__EXERCISE INSTRUCTIONS__
For the material that follows, list every line containing the word "Tổng".

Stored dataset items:
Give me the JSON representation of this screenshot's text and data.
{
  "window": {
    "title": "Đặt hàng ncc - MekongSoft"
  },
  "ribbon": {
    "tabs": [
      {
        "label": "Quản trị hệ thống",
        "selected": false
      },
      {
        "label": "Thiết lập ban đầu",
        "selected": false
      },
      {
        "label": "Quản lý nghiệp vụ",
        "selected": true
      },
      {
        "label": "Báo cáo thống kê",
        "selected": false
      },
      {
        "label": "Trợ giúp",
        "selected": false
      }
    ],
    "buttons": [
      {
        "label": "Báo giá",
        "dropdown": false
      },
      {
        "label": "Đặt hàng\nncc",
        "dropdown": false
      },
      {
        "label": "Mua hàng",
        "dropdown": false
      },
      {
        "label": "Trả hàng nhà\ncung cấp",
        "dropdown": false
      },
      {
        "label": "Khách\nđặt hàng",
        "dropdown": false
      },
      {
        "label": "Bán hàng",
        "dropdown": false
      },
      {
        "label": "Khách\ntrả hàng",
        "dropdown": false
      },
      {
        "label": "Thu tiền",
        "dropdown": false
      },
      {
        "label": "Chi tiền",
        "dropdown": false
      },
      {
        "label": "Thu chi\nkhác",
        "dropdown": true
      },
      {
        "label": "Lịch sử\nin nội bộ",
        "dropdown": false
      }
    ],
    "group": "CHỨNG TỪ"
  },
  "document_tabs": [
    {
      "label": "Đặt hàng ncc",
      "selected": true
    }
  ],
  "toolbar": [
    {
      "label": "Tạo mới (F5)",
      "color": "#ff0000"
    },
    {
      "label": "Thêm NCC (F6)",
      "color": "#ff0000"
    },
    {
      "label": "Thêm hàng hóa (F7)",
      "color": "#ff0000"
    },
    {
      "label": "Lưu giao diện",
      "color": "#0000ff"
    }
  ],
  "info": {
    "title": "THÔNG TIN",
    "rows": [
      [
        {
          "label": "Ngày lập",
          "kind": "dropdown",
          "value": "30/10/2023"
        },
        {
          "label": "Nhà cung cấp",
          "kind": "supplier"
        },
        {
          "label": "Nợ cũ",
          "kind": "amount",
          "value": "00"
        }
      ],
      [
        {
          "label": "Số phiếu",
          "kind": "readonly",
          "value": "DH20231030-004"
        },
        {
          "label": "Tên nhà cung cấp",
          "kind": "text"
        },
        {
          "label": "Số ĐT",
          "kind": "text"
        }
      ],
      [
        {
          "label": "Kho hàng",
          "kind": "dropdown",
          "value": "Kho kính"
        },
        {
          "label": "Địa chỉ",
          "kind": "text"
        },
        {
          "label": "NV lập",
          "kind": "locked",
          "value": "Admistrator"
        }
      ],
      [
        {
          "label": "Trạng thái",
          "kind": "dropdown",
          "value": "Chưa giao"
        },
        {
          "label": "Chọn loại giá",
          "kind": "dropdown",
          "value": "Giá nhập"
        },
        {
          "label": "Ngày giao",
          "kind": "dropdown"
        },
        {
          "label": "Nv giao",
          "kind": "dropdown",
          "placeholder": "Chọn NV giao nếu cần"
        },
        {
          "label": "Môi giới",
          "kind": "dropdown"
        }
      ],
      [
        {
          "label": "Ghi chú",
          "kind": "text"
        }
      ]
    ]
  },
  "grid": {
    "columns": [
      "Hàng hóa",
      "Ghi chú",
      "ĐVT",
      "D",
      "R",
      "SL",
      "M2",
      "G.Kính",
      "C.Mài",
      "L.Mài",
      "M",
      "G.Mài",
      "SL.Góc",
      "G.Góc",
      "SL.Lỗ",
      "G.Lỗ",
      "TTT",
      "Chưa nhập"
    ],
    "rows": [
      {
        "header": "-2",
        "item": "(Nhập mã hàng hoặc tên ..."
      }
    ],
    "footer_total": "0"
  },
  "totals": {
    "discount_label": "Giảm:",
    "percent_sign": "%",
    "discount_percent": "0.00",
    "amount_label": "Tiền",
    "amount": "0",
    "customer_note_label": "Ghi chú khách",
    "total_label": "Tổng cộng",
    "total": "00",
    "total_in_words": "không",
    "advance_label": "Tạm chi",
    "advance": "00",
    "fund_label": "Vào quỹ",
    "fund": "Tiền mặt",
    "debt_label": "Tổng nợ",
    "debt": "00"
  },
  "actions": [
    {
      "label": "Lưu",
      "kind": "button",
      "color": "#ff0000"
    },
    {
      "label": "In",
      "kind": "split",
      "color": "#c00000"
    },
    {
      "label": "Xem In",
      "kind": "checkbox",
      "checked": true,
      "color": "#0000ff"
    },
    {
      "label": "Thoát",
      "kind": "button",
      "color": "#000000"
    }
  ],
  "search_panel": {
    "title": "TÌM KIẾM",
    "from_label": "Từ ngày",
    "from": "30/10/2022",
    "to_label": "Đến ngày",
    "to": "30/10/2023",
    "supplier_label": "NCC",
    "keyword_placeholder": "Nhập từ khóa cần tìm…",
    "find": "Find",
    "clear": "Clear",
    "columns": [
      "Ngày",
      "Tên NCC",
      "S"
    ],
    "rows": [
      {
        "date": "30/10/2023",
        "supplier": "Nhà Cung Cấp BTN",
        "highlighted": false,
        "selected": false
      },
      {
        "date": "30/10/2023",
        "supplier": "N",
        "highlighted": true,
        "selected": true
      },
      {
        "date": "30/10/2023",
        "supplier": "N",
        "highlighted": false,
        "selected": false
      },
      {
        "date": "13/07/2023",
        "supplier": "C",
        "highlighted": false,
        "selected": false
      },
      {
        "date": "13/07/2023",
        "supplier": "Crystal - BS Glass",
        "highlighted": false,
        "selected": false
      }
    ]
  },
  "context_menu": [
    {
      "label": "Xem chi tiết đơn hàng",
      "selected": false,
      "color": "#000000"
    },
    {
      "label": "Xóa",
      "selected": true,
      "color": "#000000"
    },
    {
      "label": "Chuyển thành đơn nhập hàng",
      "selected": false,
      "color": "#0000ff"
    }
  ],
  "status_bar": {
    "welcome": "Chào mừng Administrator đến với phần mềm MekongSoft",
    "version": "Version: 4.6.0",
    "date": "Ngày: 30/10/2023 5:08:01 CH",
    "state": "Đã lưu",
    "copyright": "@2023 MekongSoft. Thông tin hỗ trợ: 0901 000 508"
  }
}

__THE ANSWER__
    "total_label": "Tổng cộng",
    "debt_label": "Tổng nợ",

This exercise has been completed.